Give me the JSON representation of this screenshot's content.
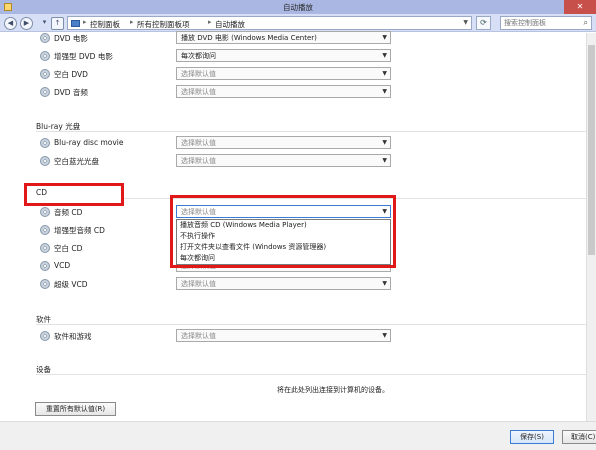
{
  "window": {
    "title": "自动播放"
  },
  "addressbar": {
    "crumbs": [
      "控制面板",
      "所有控制面板项",
      "自动播放"
    ],
    "search_placeholder": "搜索控制面板"
  },
  "dvd_rows": [
    {
      "label": "DVD 电影",
      "value": "播放 DVD 电影 (Windows Media Center)",
      "placeholder": false
    },
    {
      "label": "增强型 DVD 电影",
      "value": "每次都询问",
      "placeholder": false
    },
    {
      "label": "空白 DVD",
      "value": "选择默认值",
      "placeholder": true
    },
    {
      "label": "DVD 音频",
      "value": "选择默认值",
      "placeholder": true
    }
  ],
  "bluray": {
    "heading": "Blu-ray 光盘",
    "rows": [
      {
        "label": "Blu-ray disc movie",
        "value": "选择默认值"
      },
      {
        "label": "空白蓝光光盘",
        "value": "选择默认值"
      }
    ]
  },
  "cd": {
    "heading": "CD",
    "rows": [
      {
        "label": "音频 CD",
        "value": "选择默认值"
      },
      {
        "label": "增强型音频 CD",
        "value": ""
      },
      {
        "label": "空白 CD",
        "value": ""
      },
      {
        "label": "VCD",
        "value": "选择默认值"
      },
      {
        "label": "超级 VCD",
        "value": "选择默认值"
      }
    ],
    "dropdown_options": [
      "播放音频 CD (Windows Media Player)",
      "不执行操作",
      "打开文件夹以查看文件 (Windows 资源管理器)",
      "每次都询问"
    ]
  },
  "software": {
    "heading": "软件",
    "rows": [
      {
        "label": "软件和游戏",
        "value": "选择默认值"
      }
    ]
  },
  "devices": {
    "heading": "设备",
    "info": "将在此处列出连接到计算机的设备。"
  },
  "buttons": {
    "reset": "重置所有默认值(R)",
    "save": "保存(S)",
    "cancel": "取消(C)"
  },
  "icons": {
    "back": "back-arrow-icon",
    "forward": "forward-arrow-icon",
    "up": "up-arrow-icon",
    "folder": "control-panel-folder-icon",
    "refresh": "refresh-icon",
    "search": "search-icon",
    "disc": "disc-icon"
  },
  "colors": {
    "highlight": "#e01818",
    "titlebar": "#aab7e3",
    "focus": "#3b7bd4"
  }
}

**Description of the task**
Look for lines containing the string "Windows" and copy them all.

**Task output**
      "value": "播放 DVD 电影 (Windows Media Center)",
      "播放音频 CD (Windows Media Player)",
      "打开文件夹以查看文件 (Windows 资源管理器)",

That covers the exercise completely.